Records
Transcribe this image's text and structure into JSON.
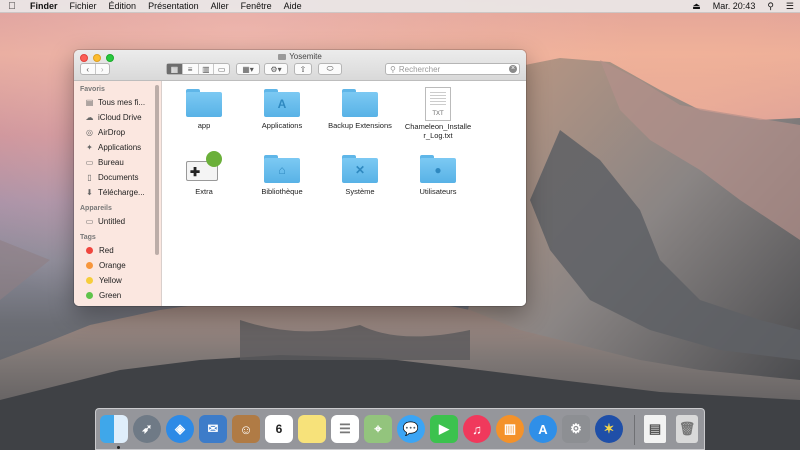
{
  "menubar": {
    "apple": "",
    "app": "Finder",
    "items": [
      "Fichier",
      "Édition",
      "Présentation",
      "Aller",
      "Fenêtre",
      "Aide"
    ],
    "clock": "Mar. 20:43"
  },
  "window": {
    "title": "Yosemite",
    "search_placeholder": "Rechercher"
  },
  "sidebar": {
    "favorites_header": "Favoris",
    "favorites": [
      {
        "label": "Tous mes fi...",
        "icon": "all-files-icon"
      },
      {
        "label": "iCloud Drive",
        "icon": "cloud-icon"
      },
      {
        "label": "AirDrop",
        "icon": "airdrop-icon"
      },
      {
        "label": "Applications",
        "icon": "applications-icon"
      },
      {
        "label": "Bureau",
        "icon": "desktop-icon"
      },
      {
        "label": "Documents",
        "icon": "documents-icon"
      },
      {
        "label": "Télécharge...",
        "icon": "downloads-icon"
      }
    ],
    "devices_header": "Appareils",
    "devices": [
      {
        "label": "Untitled",
        "icon": "disk-icon"
      }
    ],
    "tags_header": "Tags",
    "tags": [
      {
        "label": "Red",
        "color": "#f0463e"
      },
      {
        "label": "Orange",
        "color": "#f7963c"
      },
      {
        "label": "Yellow",
        "color": "#f6cd3a"
      },
      {
        "label": "Green",
        "color": "#5fc34a"
      }
    ]
  },
  "files": [
    {
      "name": "app",
      "kind": "folder"
    },
    {
      "name": "Applications",
      "kind": "folder-apps"
    },
    {
      "name": "Backup Extensions",
      "kind": "folder"
    },
    {
      "name": "Chameleon_Installer_Log.txt",
      "kind": "txt"
    },
    {
      "name": "Extra",
      "kind": "extra"
    },
    {
      "name": "Bibliothèque",
      "kind": "folder-library"
    },
    {
      "name": "Système",
      "kind": "folder-system"
    },
    {
      "name": "Utilisateurs",
      "kind": "folder-users"
    }
  ],
  "file_labels": {
    "f0": "app",
    "f1": "Applications",
    "f2": "Backup Extensions",
    "f3a": "Chameleon_Installe",
    "f3b": "r_Log.txt",
    "f4": "Extra",
    "f5": "Bibliothèque",
    "f6": "Système",
    "f7": "Utilisateurs",
    "txt_ext": "TXT",
    "cal_day": "6"
  },
  "dock": [
    "finder-icon",
    "launchpad-icon",
    "safari-icon",
    "mail-icon",
    "contacts-icon",
    "calendar-icon",
    "notes-icon",
    "reminders-icon",
    "maps-icon",
    "messages-icon",
    "facetime-icon",
    "itunes-icon",
    "ibooks-icon",
    "app-store-icon",
    "system-preferences-icon",
    "chameleon-wizard-icon",
    "document-icon",
    "trash-icon"
  ]
}
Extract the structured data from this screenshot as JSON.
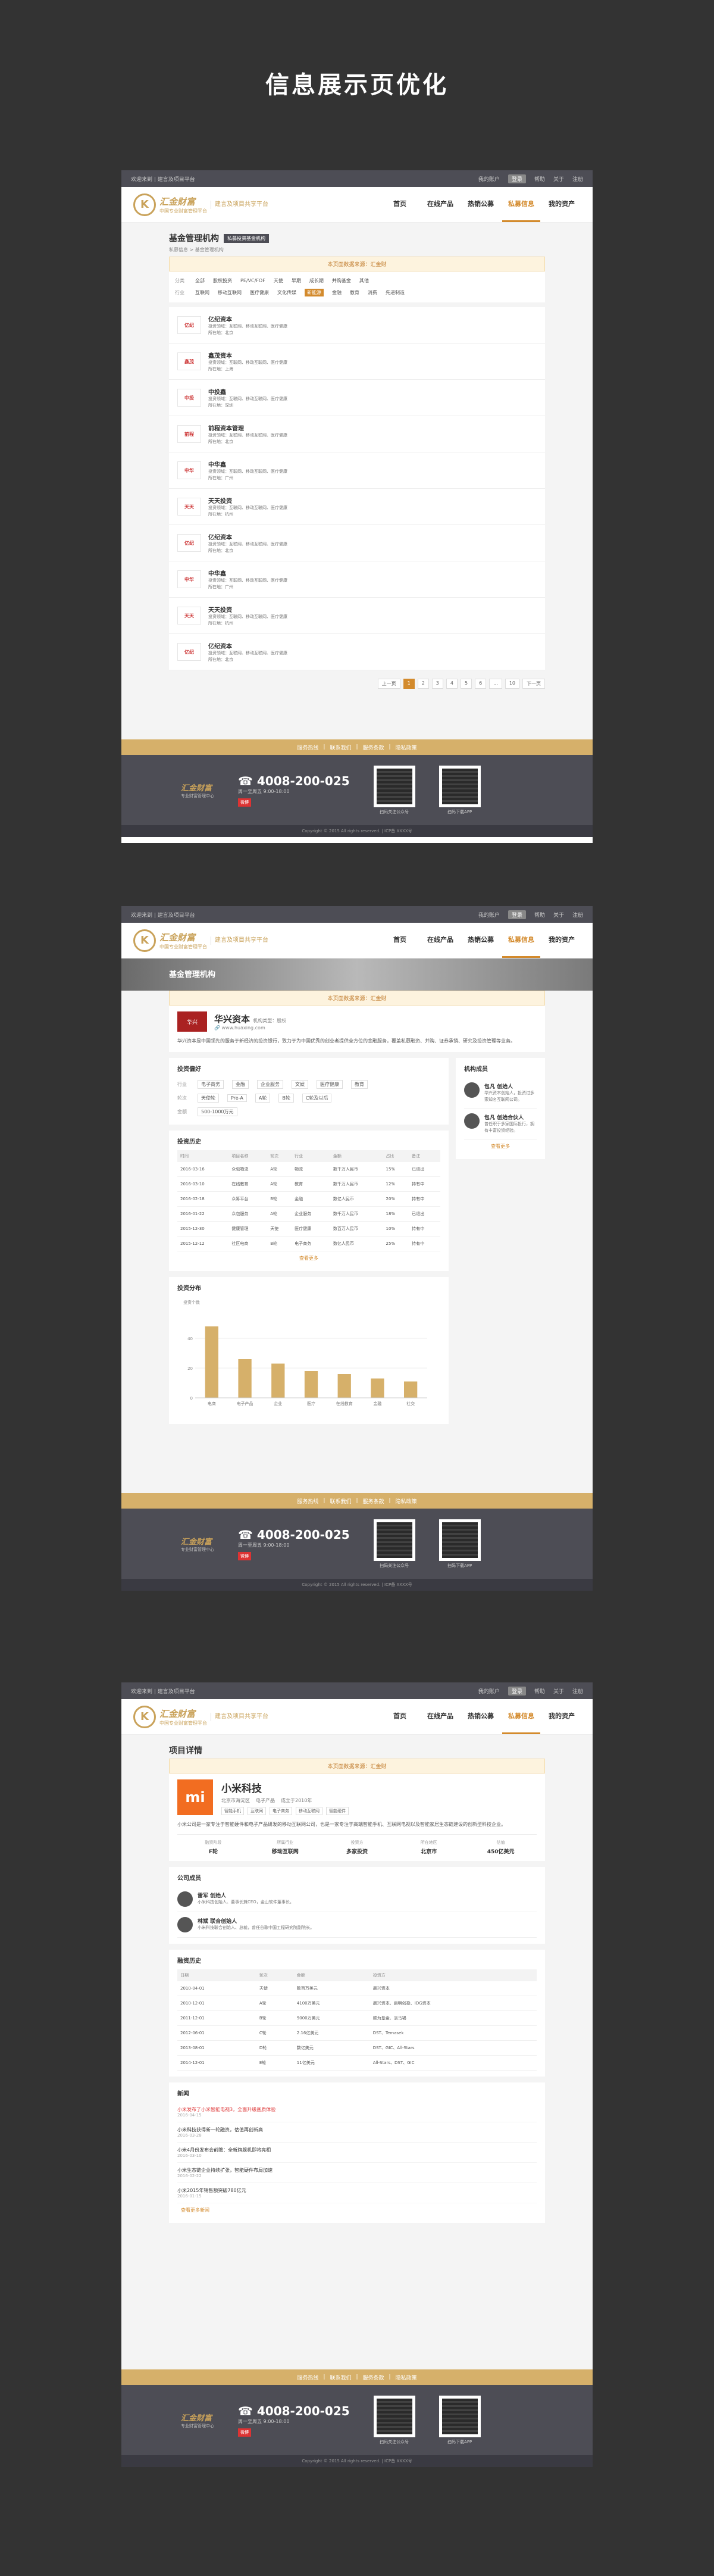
{
  "banner_title": "信息展示页优化",
  "common": {
    "topbar_left": "欢迎来到 | 建言及项目平台",
    "topbar_right": [
      "我的账户",
      "消息中心"
    ],
    "topbar_pill": "登录",
    "topbar_links": [
      "帮助",
      "关于",
      "注册"
    ],
    "logo_mark": "K",
    "logo_brand": "汇金财富",
    "logo_sub": "中国专业财富管理平台",
    "logo_slogan": "建言及项目共享平台",
    "nav": [
      "首页",
      "在线产品",
      "热销公募",
      "私募信息",
      "我的资产"
    ],
    "nav_active_index": 3,
    "footer_links": [
      "服务热线",
      "|",
      "联系我们",
      "|",
      "服务条款",
      "|",
      "隐私政策"
    ],
    "footer_logo": "汇金财富",
    "footer_sub": "专业财富管理中心",
    "footer_phone": "4008-200-025",
    "footer_hours": "周一至周五 9:00-18:00",
    "footer_weibo": "微博",
    "qr_labels": [
      "扫码关注公众号",
      "扫码下载APP"
    ],
    "copyright": "Copyright © 2015 All rights reserved. | ICP备 XXXX号"
  },
  "page1": {
    "title": "基金管理机构",
    "tag": "私募投资基金机构",
    "crumb": "私募信息 > 基金管理机构",
    "notice": "本页面数据来源：汇金财",
    "filter_rows": [
      {
        "label": "分类",
        "chips": [
          "全部",
          "股权投资",
          "PE/VC/FOF",
          "天使",
          "早期",
          "成长期",
          "并购基金",
          "其他"
        ],
        "selected": -1
      },
      {
        "label": "行业",
        "chips": [
          "互联网",
          "移动互联网",
          "医疗健康",
          "文化传媒",
          "新能源",
          "金融",
          "教育",
          "消费",
          "先进制造"
        ],
        "selected": 4
      }
    ],
    "items": [
      {
        "name": "亿纪资本",
        "logo": "亿纪",
        "desc": "投资领域：互联网、移动互联网、医疗健康",
        "sub": "所在地：北京"
      },
      {
        "name": "鑫茂资本",
        "logo": "鑫茂",
        "desc": "投资领域：互联网、移动互联网、医疗健康",
        "sub": "所在地：上海"
      },
      {
        "name": "中投鑫",
        "logo": "中投",
        "desc": "投资领域：互联网、移动互联网、医疗健康",
        "sub": "所在地：深圳"
      },
      {
        "name": "前程资本管理",
        "logo": "前程",
        "desc": "投资领域：互联网、移动互联网、医疗健康",
        "sub": "所在地：北京"
      },
      {
        "name": "中华鑫",
        "logo": "中华",
        "desc": "投资领域：互联网、移动互联网、医疗健康",
        "sub": "所在地：广州"
      },
      {
        "name": "天天投资",
        "logo": "天天",
        "desc": "投资领域：互联网、移动互联网、医疗健康",
        "sub": "所在地：杭州"
      },
      {
        "name": "亿纪资本",
        "logo": "亿纪",
        "desc": "投资领域：互联网、移动互联网、医疗健康",
        "sub": "所在地：北京"
      },
      {
        "name": "中华鑫",
        "logo": "中华",
        "desc": "投资领域：互联网、移动互联网、医疗健康",
        "sub": "所在地：广州"
      },
      {
        "name": "天天投资",
        "logo": "天天",
        "desc": "投资领域：互联网、移动互联网、医疗健康",
        "sub": "所在地：杭州"
      },
      {
        "name": "亿纪资本",
        "logo": "亿纪",
        "desc": "投资领域：互联网、移动互联网、医疗健康",
        "sub": "所在地：北京"
      }
    ],
    "pager": [
      "上一页",
      "1",
      "2",
      "3",
      "4",
      "5",
      "6",
      "...",
      "10",
      "下一页"
    ],
    "pager_current": 1
  },
  "page2": {
    "hero": "基金管理机构",
    "notice": "本页面数据来源：汇金财",
    "org_name": "华兴资本",
    "org_tag": "机构类型：股权",
    "org_logo": "华兴",
    "org_site": "www.huaxing.com",
    "org_intro": "华兴资本是中国领先的服务于新经济的投资银行，致力于为中国优秀的创业者提供全方位的金融服务，覆盖私募融资、并购、证券承销、研究及投资管理等业务。",
    "pref_title": "投资偏好",
    "pref_rows": [
      {
        "label": "行业",
        "vals": [
          "电子商务",
          "金融",
          "企业服务",
          "文娱",
          "医疗健康",
          "教育"
        ]
      },
      {
        "label": "轮次",
        "vals": [
          "天使轮",
          "Pre-A",
          "A轮",
          "B轮",
          "C轮及以后"
        ]
      },
      {
        "label": "金额",
        "vals": [
          "500-1000万元"
        ]
      }
    ],
    "history_title": "投资历史",
    "history_headers": [
      "时间",
      "项目名称",
      "轮次",
      "行业",
      "金额",
      "占比",
      "备注"
    ],
    "history_rows": [
      [
        "2016-03-16",
        "众包物流",
        "A轮",
        "物流",
        "数千万人民币",
        "15%",
        "已退出"
      ],
      [
        "2016-03-10",
        "在线教育",
        "A轮",
        "教育",
        "数千万人民币",
        "12%",
        "持有中"
      ],
      [
        "2016-02-18",
        "众筹平台",
        "B轮",
        "金融",
        "数亿人民币",
        "20%",
        "持有中"
      ],
      [
        "2016-01-22",
        "众包服务",
        "A轮",
        "企业服务",
        "数千万人民币",
        "18%",
        "已退出"
      ],
      [
        "2015-12-30",
        "健康管理",
        "天使",
        "医疗健康",
        "数百万人民币",
        "10%",
        "持有中"
      ],
      [
        "2015-12-12",
        "社区电商",
        "B轮",
        "电子商务",
        "数亿人民币",
        "25%",
        "持有中"
      ]
    ],
    "more": "查看更多",
    "members_title": "机构成员",
    "members": [
      {
        "name": "包凡",
        "role": "创始人",
        "desc": "华兴资本创始人，投资过多家知名互联网公司。"
      },
      {
        "name": "包凡",
        "role": "创始合伙人",
        "desc": "曾任职于多家国际投行，拥有丰富投资经验。"
      }
    ],
    "dist_title": "投资分布"
  },
  "chart_data": {
    "type": "bar",
    "title": "投资分布",
    "ylabel": "投资个数",
    "categories": [
      "电商",
      "电子产品",
      "企业",
      "医疗",
      "在线教育",
      "金融",
      "社交"
    ],
    "values": [
      48,
      26,
      23,
      18,
      16,
      13,
      11
    ],
    "ylim": [
      0,
      60
    ],
    "yticks": [
      0,
      20,
      40
    ],
    "color": "#d6b06a"
  },
  "page3": {
    "title": "项目详情",
    "notice": "本页面数据来源：汇金财",
    "name": "小米科技",
    "logo": "mi",
    "meta": [
      "北京市海淀区",
      "电子产品",
      "成立于2010年"
    ],
    "tags": [
      "智能手机",
      "互联网",
      "电子商务",
      "移动互联网",
      "智能硬件"
    ],
    "intro": "小米公司是一家专注于智能硬件和电子产品研发的移动互联网公司，也是一家专注于高端智能手机、互联网电视以及智能家居生态链建设的创新型科技企业。",
    "stats": [
      {
        "k": "融资阶段",
        "v": "F轮"
      },
      {
        "k": "所属行业",
        "v": "移动互联网"
      },
      {
        "k": "投资方",
        "v": "多家投资"
      },
      {
        "k": "所在地区",
        "v": "北京市"
      },
      {
        "k": "估值",
        "v": "450亿美元"
      }
    ],
    "team_title": "公司成员",
    "team": [
      {
        "name": "雷军",
        "role": "创始人",
        "desc": "小米科技创始人、董事长兼CEO，金山软件董事长。"
      },
      {
        "name": "林斌",
        "role": "联合创始人",
        "desc": "小米科技联合创始人、总裁，曾任谷歌中国工程研究院副院长。"
      }
    ],
    "fund_title": "融资历史",
    "fund_headers": [
      "日期",
      "轮次",
      "金额",
      "投资方"
    ],
    "fund_rows": [
      [
        "2010-04-01",
        "天使",
        "数百万美元",
        "晨兴资本"
      ],
      [
        "2010-12-01",
        "A轮",
        "4100万美元",
        "晨兴资本、启明创投、IDG资本"
      ],
      [
        "2011-12-01",
        "B轮",
        "9000万美元",
        "顺为基金、淡马锡"
      ],
      [
        "2012-06-01",
        "C轮",
        "2.16亿美元",
        "DST、Temasek"
      ],
      [
        "2013-08-01",
        "D轮",
        "数亿美元",
        "DST、GIC、All-Stars"
      ],
      [
        "2014-12-01",
        "E轮",
        "11亿美元",
        "All-Stars、DST、GIC"
      ]
    ],
    "news_title": "新闻",
    "news": [
      {
        "t": "小米发布了小米智能电视3，全面升级画质体验",
        "d": "2016-04-15"
      },
      {
        "t": "小米科技获得新一轮融资，估值再创新高",
        "d": "2016-03-28"
      },
      {
        "t": "小米4月份发布会前瞻：全新旗舰机即将亮相",
        "d": "2016-03-10"
      },
      {
        "t": "小米生态链企业持续扩张，智能硬件布局加速",
        "d": "2016-02-22"
      },
      {
        "t": "小米2015年销售额突破780亿元",
        "d": "2016-01-15"
      }
    ],
    "news_more": "查看更多新闻"
  }
}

Problem: What is the number of lines that hold the string "JSON"? Give it alone.

Correct response: 2